Goal: Copy every line that contains the string "name" from the entries below.
--- start Entries shown ---
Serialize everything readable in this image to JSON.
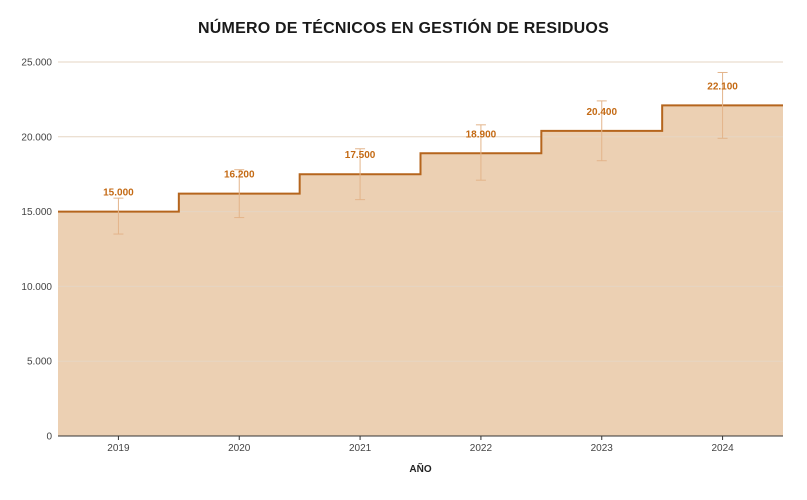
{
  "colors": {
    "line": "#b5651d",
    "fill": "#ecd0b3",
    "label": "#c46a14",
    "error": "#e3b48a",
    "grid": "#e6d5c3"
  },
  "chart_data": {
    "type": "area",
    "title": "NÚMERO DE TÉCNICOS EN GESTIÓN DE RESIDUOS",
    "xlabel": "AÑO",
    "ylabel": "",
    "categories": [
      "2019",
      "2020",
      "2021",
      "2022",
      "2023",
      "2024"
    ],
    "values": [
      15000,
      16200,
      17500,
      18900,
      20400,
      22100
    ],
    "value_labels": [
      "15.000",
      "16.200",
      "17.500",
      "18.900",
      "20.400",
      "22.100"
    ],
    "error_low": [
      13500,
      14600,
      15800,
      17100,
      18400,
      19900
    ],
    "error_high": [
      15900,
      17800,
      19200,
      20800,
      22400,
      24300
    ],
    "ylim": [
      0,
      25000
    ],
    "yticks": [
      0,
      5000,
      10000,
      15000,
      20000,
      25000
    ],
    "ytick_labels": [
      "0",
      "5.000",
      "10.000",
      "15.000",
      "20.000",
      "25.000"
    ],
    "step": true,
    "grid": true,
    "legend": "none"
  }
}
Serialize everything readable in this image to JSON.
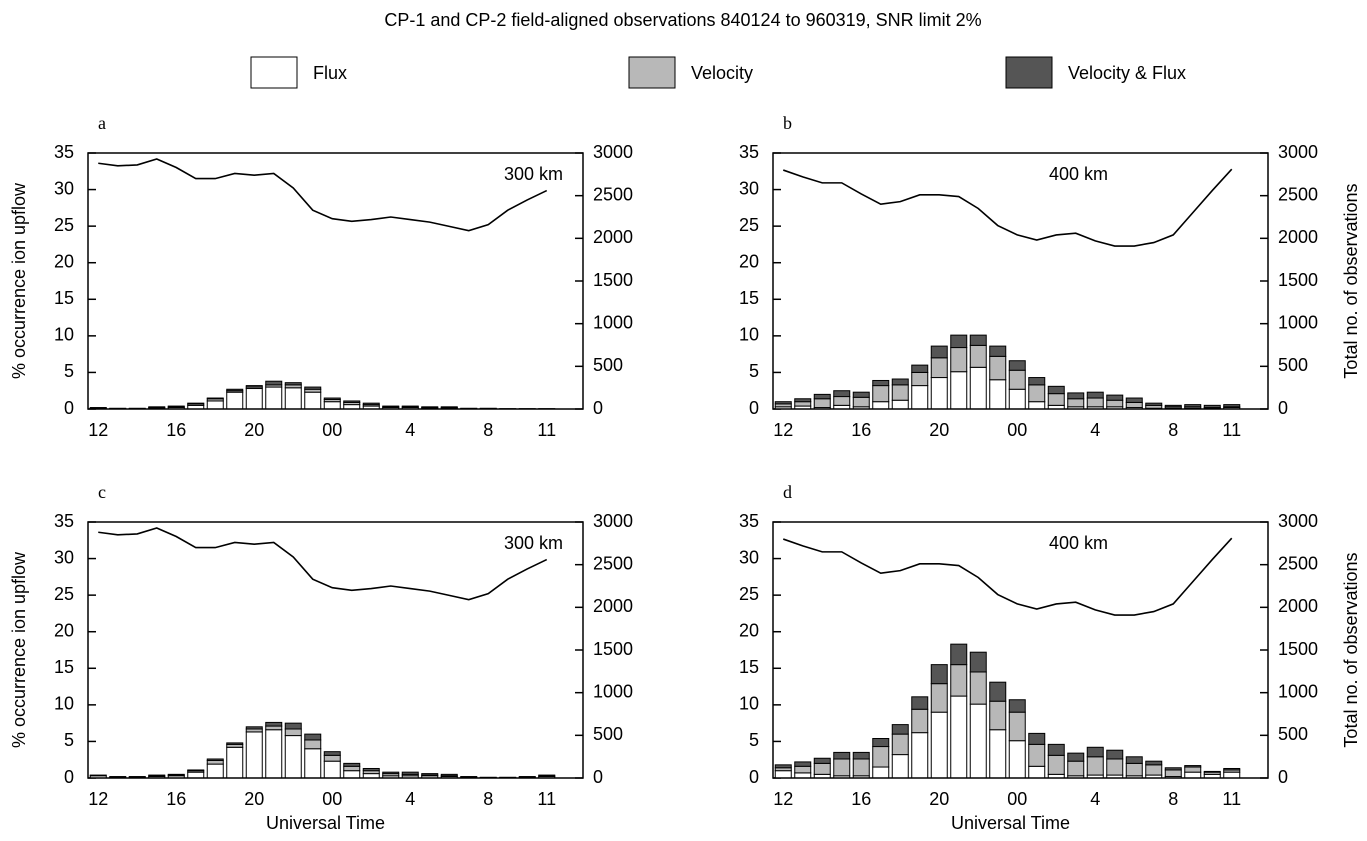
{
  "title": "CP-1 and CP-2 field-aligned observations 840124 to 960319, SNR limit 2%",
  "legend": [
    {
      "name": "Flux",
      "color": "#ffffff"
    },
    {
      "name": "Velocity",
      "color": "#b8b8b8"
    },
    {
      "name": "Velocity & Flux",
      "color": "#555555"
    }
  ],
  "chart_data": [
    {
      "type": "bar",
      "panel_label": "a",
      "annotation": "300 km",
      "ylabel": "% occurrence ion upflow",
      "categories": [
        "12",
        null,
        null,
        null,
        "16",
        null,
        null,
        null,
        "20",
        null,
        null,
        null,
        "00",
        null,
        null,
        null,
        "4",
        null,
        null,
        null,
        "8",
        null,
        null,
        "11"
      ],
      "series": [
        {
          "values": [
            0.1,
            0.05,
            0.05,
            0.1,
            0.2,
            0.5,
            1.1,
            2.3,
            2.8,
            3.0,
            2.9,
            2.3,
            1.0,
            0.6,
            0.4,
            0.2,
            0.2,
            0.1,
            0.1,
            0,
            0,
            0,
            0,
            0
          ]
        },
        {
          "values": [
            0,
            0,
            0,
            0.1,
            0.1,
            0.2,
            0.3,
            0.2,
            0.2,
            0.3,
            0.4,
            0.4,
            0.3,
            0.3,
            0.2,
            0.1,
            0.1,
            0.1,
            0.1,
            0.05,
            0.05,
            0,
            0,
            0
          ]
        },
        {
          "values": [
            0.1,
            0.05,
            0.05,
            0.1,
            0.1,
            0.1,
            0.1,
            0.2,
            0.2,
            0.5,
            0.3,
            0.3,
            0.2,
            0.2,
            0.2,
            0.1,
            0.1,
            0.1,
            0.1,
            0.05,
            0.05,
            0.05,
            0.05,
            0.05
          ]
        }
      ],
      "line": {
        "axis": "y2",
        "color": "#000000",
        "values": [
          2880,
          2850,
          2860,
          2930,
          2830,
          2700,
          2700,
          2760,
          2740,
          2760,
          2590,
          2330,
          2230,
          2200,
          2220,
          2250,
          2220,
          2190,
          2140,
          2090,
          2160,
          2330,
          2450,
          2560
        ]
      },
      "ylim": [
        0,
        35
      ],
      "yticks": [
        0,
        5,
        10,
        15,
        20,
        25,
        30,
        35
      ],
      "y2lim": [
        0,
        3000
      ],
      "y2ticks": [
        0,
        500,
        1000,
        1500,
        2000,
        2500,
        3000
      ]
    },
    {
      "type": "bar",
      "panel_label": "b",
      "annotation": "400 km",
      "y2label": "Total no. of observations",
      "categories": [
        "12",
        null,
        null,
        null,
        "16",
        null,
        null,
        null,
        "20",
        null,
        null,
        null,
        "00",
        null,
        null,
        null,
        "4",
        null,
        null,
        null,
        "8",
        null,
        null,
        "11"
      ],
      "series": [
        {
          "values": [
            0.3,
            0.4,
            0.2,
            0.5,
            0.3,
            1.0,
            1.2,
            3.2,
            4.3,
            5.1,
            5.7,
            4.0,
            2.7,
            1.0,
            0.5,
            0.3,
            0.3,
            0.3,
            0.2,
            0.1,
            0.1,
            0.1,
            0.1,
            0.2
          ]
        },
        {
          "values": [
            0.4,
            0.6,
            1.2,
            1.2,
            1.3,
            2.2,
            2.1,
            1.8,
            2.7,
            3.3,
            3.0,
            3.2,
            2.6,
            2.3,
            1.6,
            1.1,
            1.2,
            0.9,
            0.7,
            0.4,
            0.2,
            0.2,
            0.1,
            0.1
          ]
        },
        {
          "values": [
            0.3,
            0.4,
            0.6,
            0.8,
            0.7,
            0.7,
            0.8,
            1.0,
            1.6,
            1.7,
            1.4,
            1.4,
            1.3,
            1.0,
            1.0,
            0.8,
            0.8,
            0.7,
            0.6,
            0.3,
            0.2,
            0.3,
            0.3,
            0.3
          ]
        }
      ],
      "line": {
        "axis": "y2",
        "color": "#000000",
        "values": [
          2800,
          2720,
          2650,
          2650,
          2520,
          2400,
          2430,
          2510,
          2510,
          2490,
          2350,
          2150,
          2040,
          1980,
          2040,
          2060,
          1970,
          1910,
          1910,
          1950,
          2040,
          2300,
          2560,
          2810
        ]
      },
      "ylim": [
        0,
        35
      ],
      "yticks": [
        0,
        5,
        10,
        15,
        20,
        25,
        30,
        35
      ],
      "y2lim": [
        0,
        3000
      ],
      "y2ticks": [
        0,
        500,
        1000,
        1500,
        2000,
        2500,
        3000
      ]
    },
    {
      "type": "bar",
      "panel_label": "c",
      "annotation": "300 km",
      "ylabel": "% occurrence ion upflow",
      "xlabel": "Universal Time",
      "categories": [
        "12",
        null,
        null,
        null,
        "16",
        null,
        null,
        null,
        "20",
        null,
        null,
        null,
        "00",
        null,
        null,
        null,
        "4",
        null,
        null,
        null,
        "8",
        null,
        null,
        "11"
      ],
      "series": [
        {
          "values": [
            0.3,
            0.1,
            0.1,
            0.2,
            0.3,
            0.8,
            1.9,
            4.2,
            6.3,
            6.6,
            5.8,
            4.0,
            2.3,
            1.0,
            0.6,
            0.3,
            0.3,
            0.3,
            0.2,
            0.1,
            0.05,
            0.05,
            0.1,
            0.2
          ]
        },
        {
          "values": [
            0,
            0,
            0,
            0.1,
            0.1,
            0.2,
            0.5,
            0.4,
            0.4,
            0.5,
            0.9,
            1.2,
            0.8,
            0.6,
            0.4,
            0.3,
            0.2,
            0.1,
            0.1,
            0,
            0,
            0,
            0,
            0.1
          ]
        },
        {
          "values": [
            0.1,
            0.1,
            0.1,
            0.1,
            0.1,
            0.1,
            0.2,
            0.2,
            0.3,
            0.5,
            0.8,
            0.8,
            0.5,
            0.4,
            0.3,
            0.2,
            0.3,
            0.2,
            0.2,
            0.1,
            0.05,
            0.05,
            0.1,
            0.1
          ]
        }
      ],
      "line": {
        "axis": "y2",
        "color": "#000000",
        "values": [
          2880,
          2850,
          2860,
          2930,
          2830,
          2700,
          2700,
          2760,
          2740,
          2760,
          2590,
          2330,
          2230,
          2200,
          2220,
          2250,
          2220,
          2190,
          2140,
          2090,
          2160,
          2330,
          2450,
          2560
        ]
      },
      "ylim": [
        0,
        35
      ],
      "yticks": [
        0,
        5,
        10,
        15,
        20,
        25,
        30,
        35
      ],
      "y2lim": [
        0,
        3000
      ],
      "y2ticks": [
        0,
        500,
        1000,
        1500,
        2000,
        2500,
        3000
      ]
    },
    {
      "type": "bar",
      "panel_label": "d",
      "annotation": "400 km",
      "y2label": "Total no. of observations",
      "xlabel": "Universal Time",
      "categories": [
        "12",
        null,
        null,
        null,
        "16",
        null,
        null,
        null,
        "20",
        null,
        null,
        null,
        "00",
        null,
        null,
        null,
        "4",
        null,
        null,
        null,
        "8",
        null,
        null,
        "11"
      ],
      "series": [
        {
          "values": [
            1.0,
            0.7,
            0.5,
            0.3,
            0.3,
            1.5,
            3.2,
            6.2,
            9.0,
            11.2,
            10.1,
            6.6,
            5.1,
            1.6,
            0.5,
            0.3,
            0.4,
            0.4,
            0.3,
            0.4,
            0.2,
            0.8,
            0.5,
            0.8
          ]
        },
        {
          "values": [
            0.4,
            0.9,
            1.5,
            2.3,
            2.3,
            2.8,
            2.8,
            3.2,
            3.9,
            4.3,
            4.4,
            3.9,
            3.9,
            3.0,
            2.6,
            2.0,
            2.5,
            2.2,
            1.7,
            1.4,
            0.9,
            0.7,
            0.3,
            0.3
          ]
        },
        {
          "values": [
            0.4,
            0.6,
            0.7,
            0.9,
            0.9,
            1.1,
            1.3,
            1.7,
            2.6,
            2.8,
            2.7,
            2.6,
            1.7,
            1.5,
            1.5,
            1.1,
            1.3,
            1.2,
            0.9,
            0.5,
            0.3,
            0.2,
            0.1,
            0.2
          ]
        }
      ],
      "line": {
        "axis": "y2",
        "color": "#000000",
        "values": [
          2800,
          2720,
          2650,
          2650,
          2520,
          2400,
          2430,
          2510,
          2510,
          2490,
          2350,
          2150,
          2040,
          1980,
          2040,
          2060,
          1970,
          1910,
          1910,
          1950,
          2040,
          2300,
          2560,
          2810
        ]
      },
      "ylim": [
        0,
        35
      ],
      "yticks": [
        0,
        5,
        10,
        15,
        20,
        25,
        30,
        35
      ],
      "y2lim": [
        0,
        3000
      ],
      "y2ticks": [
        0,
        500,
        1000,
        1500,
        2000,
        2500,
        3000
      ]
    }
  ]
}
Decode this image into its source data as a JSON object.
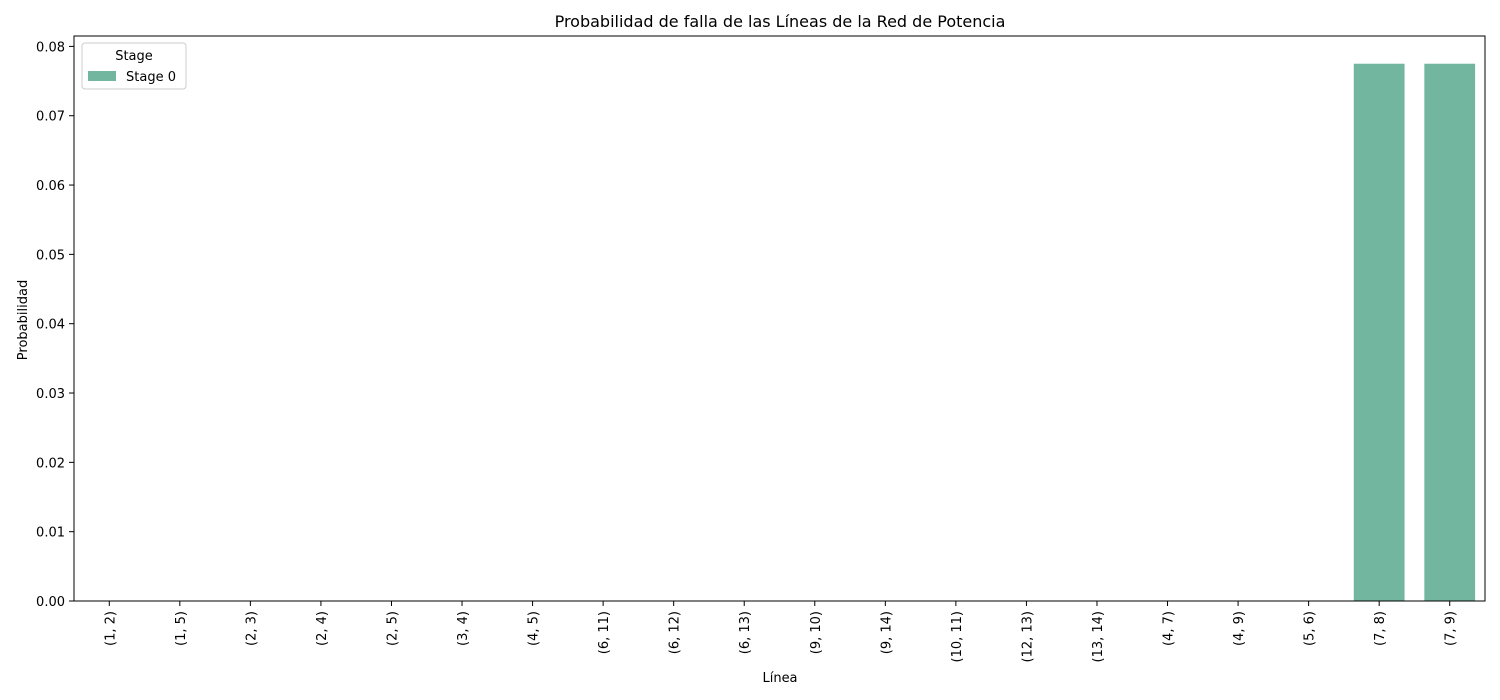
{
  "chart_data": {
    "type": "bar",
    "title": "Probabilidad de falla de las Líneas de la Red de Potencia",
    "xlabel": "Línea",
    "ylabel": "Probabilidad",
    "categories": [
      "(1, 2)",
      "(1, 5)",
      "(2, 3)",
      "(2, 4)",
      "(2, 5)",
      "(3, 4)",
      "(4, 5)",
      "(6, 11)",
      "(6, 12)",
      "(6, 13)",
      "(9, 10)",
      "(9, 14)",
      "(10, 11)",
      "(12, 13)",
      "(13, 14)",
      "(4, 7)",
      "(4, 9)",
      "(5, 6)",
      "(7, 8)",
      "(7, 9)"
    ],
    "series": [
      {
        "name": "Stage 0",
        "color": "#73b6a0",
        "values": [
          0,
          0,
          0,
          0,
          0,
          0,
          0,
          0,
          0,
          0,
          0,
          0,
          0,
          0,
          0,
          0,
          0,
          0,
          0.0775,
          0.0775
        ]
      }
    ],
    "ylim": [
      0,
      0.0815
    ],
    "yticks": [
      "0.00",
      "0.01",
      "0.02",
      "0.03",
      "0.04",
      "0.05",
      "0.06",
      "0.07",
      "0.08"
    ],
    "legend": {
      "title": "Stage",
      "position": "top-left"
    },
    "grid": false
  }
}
--- end Entries shown ---
Result of the task:
      "name": "Flux",
      "name": "Velocity",
      "name": "Velocity & Flux",
        "name": "Stage 0",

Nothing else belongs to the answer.